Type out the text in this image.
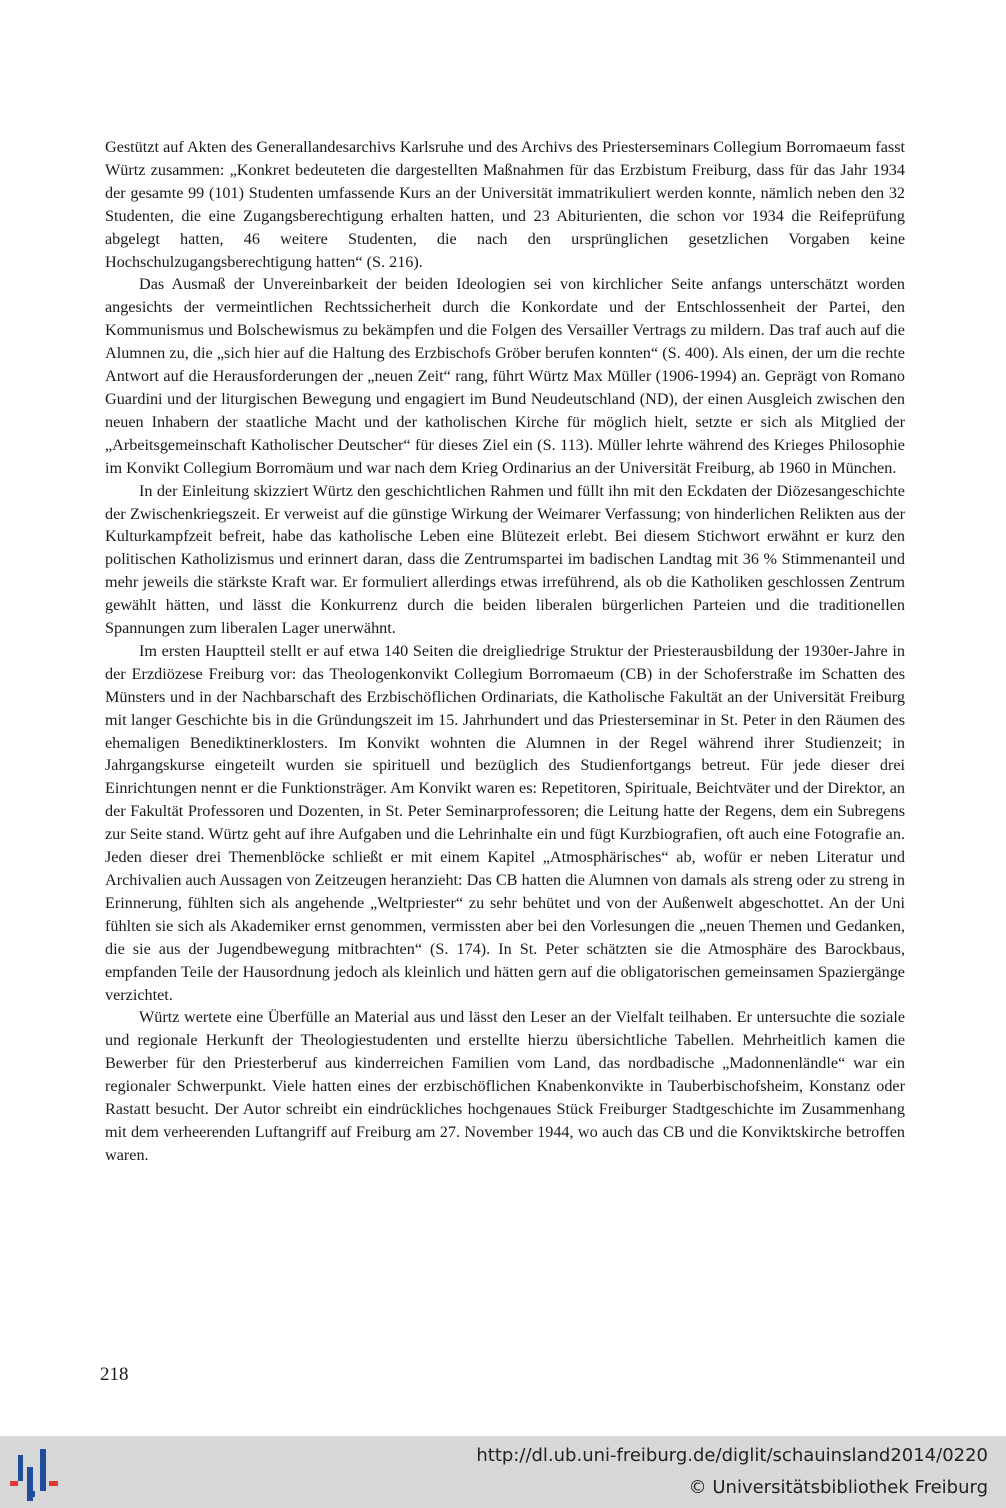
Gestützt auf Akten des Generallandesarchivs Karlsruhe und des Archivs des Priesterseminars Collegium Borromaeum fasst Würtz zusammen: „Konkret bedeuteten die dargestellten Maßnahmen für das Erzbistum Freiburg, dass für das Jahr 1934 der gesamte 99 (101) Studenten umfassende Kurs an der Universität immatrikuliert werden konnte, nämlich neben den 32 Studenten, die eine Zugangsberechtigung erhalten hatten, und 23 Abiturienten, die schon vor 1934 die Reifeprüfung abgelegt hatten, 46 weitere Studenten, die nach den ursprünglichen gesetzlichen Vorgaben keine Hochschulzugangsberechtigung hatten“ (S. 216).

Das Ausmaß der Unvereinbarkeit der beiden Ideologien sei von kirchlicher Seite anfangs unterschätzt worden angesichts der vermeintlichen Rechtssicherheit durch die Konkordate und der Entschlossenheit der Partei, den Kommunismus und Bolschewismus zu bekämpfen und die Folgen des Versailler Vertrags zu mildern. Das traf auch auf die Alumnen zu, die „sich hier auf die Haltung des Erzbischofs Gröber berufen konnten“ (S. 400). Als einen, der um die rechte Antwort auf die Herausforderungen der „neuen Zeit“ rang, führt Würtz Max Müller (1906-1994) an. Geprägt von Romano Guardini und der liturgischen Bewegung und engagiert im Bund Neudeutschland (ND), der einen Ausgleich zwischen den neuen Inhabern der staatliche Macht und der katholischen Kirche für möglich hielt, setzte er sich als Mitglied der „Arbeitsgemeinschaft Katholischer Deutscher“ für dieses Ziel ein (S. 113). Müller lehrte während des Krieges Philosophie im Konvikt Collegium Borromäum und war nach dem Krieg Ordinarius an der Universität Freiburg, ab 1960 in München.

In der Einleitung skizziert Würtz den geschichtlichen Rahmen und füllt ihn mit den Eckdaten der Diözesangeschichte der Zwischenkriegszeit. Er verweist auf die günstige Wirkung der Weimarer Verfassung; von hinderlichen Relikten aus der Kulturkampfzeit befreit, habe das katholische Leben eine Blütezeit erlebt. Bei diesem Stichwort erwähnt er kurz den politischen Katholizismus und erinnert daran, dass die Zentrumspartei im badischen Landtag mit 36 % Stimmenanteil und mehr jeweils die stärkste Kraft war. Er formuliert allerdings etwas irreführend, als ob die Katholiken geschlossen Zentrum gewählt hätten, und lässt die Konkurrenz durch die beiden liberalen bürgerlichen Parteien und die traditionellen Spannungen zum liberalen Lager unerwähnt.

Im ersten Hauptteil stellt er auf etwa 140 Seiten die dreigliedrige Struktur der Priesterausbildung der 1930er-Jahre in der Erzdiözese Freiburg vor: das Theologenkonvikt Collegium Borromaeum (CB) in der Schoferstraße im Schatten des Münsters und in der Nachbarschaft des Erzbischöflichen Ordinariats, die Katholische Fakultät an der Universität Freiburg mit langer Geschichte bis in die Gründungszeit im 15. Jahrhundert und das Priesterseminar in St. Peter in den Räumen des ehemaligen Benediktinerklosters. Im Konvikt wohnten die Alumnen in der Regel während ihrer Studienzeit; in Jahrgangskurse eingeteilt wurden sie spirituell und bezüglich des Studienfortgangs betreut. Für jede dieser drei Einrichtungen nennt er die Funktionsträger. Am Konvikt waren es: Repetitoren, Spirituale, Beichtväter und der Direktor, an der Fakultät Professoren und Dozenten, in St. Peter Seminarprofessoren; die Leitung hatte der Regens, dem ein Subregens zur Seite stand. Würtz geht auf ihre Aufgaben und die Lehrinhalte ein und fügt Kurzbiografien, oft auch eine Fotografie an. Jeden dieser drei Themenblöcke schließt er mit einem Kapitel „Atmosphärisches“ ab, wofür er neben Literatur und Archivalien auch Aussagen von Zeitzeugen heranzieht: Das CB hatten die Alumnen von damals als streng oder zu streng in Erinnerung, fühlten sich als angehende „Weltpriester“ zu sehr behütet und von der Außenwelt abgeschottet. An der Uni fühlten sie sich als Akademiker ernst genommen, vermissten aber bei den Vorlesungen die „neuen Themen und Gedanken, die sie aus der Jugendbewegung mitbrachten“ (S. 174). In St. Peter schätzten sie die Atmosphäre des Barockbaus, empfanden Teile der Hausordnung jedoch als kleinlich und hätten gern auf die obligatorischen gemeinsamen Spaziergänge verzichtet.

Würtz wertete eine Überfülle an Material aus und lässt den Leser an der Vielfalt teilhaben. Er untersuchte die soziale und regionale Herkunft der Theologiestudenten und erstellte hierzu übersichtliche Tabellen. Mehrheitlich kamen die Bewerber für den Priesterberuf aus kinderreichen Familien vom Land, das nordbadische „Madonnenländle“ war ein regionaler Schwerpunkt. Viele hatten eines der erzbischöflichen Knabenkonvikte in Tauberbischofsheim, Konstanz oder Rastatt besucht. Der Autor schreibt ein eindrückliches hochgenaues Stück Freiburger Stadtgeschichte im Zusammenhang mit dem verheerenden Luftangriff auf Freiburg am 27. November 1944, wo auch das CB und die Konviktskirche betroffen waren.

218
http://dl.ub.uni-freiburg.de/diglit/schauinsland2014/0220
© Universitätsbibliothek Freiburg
-=-=-=-=-
## AIM OF THE TASK
Some of the data mentions "dass". Copy every line where it does.

## TASK SOLUTION
Gestützt auf Akten des Generallandesarchivs Karlsruhe und des Archivs des Priesterseminars Collegium Borromaeum fasst Würtz zusammen: „Konkret bedeuteten die dargestellten Maßnahmen für das Erzbistum Freiburg, dass für das Jahr 1934 der gesamte 99 (101) Studenten umfassende Kurs an der Universität immatrikuliert werden konnte, nämlich neben den 32 Studenten, die eine Zugangsberechtigung erhalten hatten, und 23 Abiturienten, die schon vor 1934 die Reifeprüfung abgelegt hatten, 46 weitere Studenten, die nach den ursprünglichen gesetzlichen Vorgaben keine Hochschulzugangsberechtigung hatten“ (S. 216).
In der Einleitung skizziert Würtz den geschichtlichen Rahmen und füllt ihn mit den Eckdaten der Diözesangeschichte der Zwischenkriegszeit. Er verweist auf die günstige Wirkung der Weimarer Verfassung; von hinderlichen Relikten aus der Kulturkampfzeit befreit, habe das katholische Leben eine Blütezeit erlebt. Bei diesem Stichwort erwähnt er kurz den politischen Katholizismus und erinnert daran, dass die Zentrumspartei im badischen Landtag mit 36 % Stimmenanteil und mehr jeweils die stärkste Kraft war. Er formuliert allerdings etwas irreführend, als ob die Katholiken geschlossen Zentrum gewählt hätten, und lässt die Konkurrenz durch die beiden liberalen bürgerlichen Parteien und die traditionellen Spannungen zum liberalen Lager unerwähnt.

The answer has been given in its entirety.